# Instructions to follow
Repeat every record exactly, but keep images out of the copy.
'''
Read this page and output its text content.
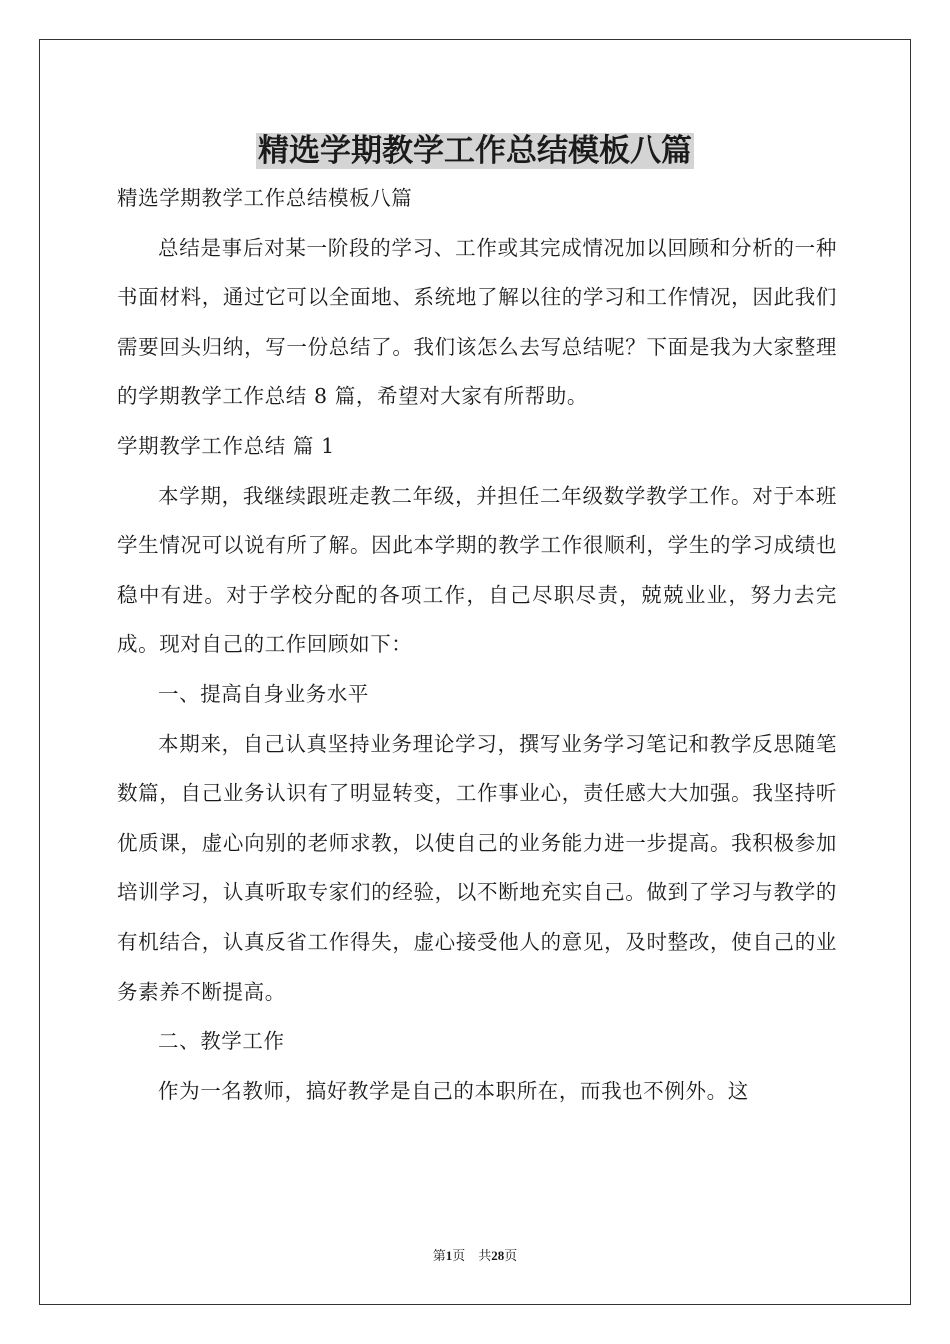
精选学期教学工作总结模板八篇

精选学期教学工作总结模板八篇

总结是事后对某一阶段的学习、工作或其完成情况加以回顾和分析的一种书面材料，通过它可以全面地、系统地了解以往的学习和工作情况，因此我们需要回头归纳，写一份总结了。我们该怎么去写总结呢？下面是我为大家整理的学期教学工作总结 8 篇，希望对大家有所帮助。

学期教学工作总结 篇 1

本学期，我继续跟班走教二年级，并担任二年级数学教学工作。对于本班学生情况可以说有所了解。因此本学期的教学工作很顺利，学生的学习成绩也稳中有进。对于学校分配的各项工作，自己尽职尽责，兢兢业业，努力去完成。现对自己的工作回顾如下：

一、提高自身业务水平

本期来，自己认真坚持业务理论学习，撰写业务学习笔记和教学反思随笔数篇，自己业务认识有了明显转变，工作事业心，责任感大大加强。我坚持听优质课，虚心向别的老师求教，以使自己的业务能力进一步提高。我积极参加培训学习，认真听取专家们的经验，以不断地充实自己。做到了学习与教学的有机结合，认真反省工作得失，虚心接受他人的意见，及时整改，使自己的业务素养不断提高。

二、教学工作

作为一名教师，搞好教学是自己的本职所在，而我也不例外。这

第1页    共28页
'''
# Task result
Read this page and output its text content.
精选学期教学工作总结模板八篇

精选学期教学工作总结模板八篇

总结是事后对某一阶段的学习、工作或其完成情况加以回顾和分析的一种书面材料，通过它可以全面地、系统地了解以往的学习和工作情况，因此我们需要回头归纳，写一份总结了。我们该怎么去写总结呢？下面是我为大家整理的学期教学工作总结 8 篇，希望对大家有所帮助。

学期教学工作总结 篇 1

本学期，我继续跟班走教二年级，并担任二年级数学教学工作。对于本班学生情况可以说有所了解。因此本学期的教学工作很顺利，学生的学习成绩也稳中有进。对于学校分配的各项工作，自己尽职尽责，兢兢业业，努力去完成。现对自己的工作回顾如下：

一、提高自身业务水平

本期来，自己认真坚持业务理论学习，撰写业务学习笔记和教学反思随笔数篇，自己业务认识有了明显转变，工作事业心，责任感大大加强。我坚持听优质课，虚心向别的老师求教，以使自己的业务能力进一步提高。我积极参加培训学习，认真听取专家们的经验，以不断地充实自己。做到了学习与教学的有机结合，认真反省工作得失，虚心接受他人的意见，及时整改，使自己的业务素养不断提高。

二、教学工作

作为一名教师，搞好教学是自己的本职所在，而我也不例外。这

第1页    共28页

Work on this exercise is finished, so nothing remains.